Beginning at the line that contains "Type out the text in this image.", reproduce every line to the end of the material without changing any of them.

··· THE DATA ···

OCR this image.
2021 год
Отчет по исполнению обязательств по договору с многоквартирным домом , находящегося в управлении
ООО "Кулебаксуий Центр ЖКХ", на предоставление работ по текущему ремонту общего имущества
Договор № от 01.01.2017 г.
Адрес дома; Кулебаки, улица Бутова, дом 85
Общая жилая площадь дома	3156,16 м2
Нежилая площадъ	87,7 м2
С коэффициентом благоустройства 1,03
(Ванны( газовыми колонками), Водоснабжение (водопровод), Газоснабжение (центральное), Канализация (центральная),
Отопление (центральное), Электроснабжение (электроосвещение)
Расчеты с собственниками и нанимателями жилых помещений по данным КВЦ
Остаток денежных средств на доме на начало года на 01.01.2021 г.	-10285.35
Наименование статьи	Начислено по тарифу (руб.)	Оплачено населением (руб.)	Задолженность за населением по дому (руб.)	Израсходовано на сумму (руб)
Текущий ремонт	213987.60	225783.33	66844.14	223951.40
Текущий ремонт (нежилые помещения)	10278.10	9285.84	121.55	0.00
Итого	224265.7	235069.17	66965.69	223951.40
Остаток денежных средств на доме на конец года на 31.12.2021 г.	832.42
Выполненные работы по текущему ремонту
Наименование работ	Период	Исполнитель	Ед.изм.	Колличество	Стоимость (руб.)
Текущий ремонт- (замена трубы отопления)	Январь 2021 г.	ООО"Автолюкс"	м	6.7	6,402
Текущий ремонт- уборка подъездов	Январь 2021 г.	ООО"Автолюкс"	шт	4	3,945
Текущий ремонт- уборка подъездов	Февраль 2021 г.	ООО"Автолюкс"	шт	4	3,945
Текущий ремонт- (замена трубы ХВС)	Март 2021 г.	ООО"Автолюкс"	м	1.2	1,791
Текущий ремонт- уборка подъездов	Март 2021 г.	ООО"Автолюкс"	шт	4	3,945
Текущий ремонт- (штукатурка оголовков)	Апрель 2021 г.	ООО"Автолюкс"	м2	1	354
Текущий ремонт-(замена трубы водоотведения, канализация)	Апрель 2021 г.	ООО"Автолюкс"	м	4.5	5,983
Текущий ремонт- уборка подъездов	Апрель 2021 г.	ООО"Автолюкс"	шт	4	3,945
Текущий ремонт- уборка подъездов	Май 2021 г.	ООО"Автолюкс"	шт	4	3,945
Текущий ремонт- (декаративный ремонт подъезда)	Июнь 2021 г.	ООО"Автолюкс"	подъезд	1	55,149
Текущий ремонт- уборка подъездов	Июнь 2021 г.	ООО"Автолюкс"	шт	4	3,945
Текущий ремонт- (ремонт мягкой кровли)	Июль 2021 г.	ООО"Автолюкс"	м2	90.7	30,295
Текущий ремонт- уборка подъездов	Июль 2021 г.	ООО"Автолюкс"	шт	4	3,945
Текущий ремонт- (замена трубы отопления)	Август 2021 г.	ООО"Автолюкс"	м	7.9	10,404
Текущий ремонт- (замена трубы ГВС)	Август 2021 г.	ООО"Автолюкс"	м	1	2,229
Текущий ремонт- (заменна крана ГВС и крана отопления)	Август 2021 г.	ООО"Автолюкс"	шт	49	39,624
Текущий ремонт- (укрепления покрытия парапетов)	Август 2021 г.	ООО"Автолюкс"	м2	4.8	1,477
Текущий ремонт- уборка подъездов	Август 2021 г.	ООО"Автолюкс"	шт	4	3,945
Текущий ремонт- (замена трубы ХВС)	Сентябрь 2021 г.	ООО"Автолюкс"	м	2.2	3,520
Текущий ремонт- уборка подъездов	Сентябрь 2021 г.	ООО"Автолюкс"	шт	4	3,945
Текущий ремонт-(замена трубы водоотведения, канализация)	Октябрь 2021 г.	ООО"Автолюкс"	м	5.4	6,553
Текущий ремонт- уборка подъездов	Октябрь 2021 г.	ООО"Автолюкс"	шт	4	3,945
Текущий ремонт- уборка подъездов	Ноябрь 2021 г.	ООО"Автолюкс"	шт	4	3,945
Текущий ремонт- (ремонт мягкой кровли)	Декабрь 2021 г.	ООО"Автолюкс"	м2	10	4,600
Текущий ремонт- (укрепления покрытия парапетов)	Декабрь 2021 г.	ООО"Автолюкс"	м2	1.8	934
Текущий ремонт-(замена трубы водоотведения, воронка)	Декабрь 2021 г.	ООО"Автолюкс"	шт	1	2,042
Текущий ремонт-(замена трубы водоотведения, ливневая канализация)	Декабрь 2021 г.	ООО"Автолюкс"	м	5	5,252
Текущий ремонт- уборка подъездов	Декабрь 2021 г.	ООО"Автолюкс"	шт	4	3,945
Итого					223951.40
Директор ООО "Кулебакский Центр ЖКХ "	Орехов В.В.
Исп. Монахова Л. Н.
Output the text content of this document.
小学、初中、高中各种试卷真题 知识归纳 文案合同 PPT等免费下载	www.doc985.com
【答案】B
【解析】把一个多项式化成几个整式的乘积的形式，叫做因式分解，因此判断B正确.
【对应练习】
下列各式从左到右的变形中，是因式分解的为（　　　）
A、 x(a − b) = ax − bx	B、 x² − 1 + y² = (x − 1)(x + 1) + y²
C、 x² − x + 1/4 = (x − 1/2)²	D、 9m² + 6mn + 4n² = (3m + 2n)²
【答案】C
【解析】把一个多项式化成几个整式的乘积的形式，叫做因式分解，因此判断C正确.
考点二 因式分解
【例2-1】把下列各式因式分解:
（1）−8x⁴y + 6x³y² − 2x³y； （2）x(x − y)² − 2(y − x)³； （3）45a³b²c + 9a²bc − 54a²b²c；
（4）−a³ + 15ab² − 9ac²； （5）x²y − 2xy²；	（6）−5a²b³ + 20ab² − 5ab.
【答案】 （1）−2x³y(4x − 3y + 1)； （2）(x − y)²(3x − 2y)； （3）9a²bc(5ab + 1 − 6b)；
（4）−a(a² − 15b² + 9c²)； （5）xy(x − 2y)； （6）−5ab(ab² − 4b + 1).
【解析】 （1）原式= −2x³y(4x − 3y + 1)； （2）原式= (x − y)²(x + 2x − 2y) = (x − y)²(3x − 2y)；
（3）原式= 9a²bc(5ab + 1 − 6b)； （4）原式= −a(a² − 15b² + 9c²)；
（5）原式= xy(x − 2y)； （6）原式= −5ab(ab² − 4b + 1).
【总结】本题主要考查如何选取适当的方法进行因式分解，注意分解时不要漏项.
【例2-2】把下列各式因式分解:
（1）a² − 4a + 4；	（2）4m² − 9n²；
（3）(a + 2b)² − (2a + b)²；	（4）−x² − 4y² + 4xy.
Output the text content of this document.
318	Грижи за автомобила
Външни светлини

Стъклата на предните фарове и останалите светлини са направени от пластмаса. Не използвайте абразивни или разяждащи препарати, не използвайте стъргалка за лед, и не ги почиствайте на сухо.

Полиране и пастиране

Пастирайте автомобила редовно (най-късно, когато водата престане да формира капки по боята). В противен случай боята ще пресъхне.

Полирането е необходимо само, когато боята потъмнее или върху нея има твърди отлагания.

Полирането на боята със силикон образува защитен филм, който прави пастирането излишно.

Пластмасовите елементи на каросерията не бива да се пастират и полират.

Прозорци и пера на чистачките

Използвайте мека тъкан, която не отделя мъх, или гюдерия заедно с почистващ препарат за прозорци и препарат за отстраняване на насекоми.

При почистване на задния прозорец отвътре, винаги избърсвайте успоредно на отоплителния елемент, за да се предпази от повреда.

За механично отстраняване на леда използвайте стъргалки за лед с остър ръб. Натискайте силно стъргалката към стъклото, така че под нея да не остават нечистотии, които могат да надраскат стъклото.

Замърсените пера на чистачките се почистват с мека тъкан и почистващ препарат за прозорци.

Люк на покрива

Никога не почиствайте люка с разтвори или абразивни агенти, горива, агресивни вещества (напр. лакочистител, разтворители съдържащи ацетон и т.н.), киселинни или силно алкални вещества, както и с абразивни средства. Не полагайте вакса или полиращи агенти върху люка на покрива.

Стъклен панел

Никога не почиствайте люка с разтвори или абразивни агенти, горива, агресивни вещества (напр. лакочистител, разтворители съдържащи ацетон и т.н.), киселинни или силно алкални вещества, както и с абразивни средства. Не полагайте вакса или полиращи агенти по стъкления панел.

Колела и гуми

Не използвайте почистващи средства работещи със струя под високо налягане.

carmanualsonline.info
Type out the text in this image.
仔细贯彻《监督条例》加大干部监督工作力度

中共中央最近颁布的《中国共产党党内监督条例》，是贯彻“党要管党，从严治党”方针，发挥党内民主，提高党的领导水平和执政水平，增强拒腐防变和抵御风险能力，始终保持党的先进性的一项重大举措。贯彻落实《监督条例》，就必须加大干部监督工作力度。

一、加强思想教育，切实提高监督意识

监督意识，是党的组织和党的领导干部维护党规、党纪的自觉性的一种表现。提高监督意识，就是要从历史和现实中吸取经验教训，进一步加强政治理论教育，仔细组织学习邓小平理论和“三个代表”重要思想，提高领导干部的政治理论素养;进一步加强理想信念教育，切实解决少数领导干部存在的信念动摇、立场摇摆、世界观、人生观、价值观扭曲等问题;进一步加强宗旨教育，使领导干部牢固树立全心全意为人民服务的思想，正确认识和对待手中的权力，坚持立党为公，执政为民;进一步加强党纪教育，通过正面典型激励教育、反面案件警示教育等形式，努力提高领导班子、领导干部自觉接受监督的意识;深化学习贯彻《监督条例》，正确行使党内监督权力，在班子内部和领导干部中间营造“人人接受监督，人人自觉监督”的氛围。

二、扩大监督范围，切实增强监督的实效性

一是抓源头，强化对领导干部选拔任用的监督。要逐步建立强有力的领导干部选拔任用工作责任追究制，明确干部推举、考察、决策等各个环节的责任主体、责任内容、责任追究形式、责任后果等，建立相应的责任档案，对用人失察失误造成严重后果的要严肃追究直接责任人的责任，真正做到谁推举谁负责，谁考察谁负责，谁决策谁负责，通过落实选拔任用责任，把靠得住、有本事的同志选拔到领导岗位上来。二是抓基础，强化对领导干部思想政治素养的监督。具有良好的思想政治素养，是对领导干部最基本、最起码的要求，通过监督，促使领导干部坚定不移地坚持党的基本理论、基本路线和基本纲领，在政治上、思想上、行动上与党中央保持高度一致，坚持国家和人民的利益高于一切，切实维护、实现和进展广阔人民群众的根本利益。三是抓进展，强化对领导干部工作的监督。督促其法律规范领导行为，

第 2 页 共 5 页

···

◆ WRITTEN SOLUTION ◆
Type out the text in this image.
仔细贯彻《监督条例》加大干部监督工作力度

中共中央最近颁布的《中国共产党党内监督条例》，是贯彻“党要管党，从严治党”方针，发挥党内民主，提高党的领导水平和执政水平，增强拒腐防变和抵御风险能力，始终保持党的先进性的一项重大举措。贯彻落实《监督条例》，就必须加大干部监督工作力度。

一、加强思想教育，切实提高监督意识

监督意识，是党的组织和党的领导干部维护党规、党纪的自觉性的一种表现。提高监督意识，就是要从历史和现实中吸取经验教训，进一步加强政治理论教育，仔细组织学习邓小平理论和“三个代表”重要思想，提高领导干部的政治理论素养;进一步加强理想信念教育，切实解决少数领导干部存在的信念动摇、立场摇摆、世界观、人生观、价值观扭曲等问题;进一步加强宗旨教育，使领导干部牢固树立全心全意为人民服务的思想，正确认识和对待手中的权力，坚持立党为公，执政为民;进一步加强党纪教育，通过正面典型激励教育、反面案件警示教育等形式，努力提高领导班子、领导干部自觉接受监督的意识;深化学习贯彻《监督条例》，正确行使党内监督权力，在班子内部和领导干部中间营造“人人接受监督，人人自觉监督”的氛围。

二、扩大监督范围，切实增强监督的实效性

一是抓源头，强化对领导干部选拔任用的监督。要逐步建立强有力的领导干部选拔任用工作责任追究制，明确干部推举、考察、决策等各个环节的责任主体、责任内容、责任追究形式、责任后果等，建立相应的责任档案，对用人失察失误造成严重后果的要严肃追究直接责任人的责任，真正做到谁推举谁负责，谁考察谁负责，谁决策谁负责，通过落实选拔任用责任，把靠得住、有本事的同志选拔到领导岗位上来。二是抓基础，强化对领导干部思想政治素养的监督。具有良好的思想政治素养，是对领导干部最基本、最起码的要求，通过监督，促使领导干部坚定不移地坚持党的基本理论、基本路线和基本纲领，在政治上、思想上、行动上与党中央保持高度一致，坚持国家和人民的利益高于一切，切实维护、实现和进展广阔人民群众的根本利益。三是抓进展，强化对领导干部工作的监督。督促其法律规范领导行为，

第 2 页 共 5 页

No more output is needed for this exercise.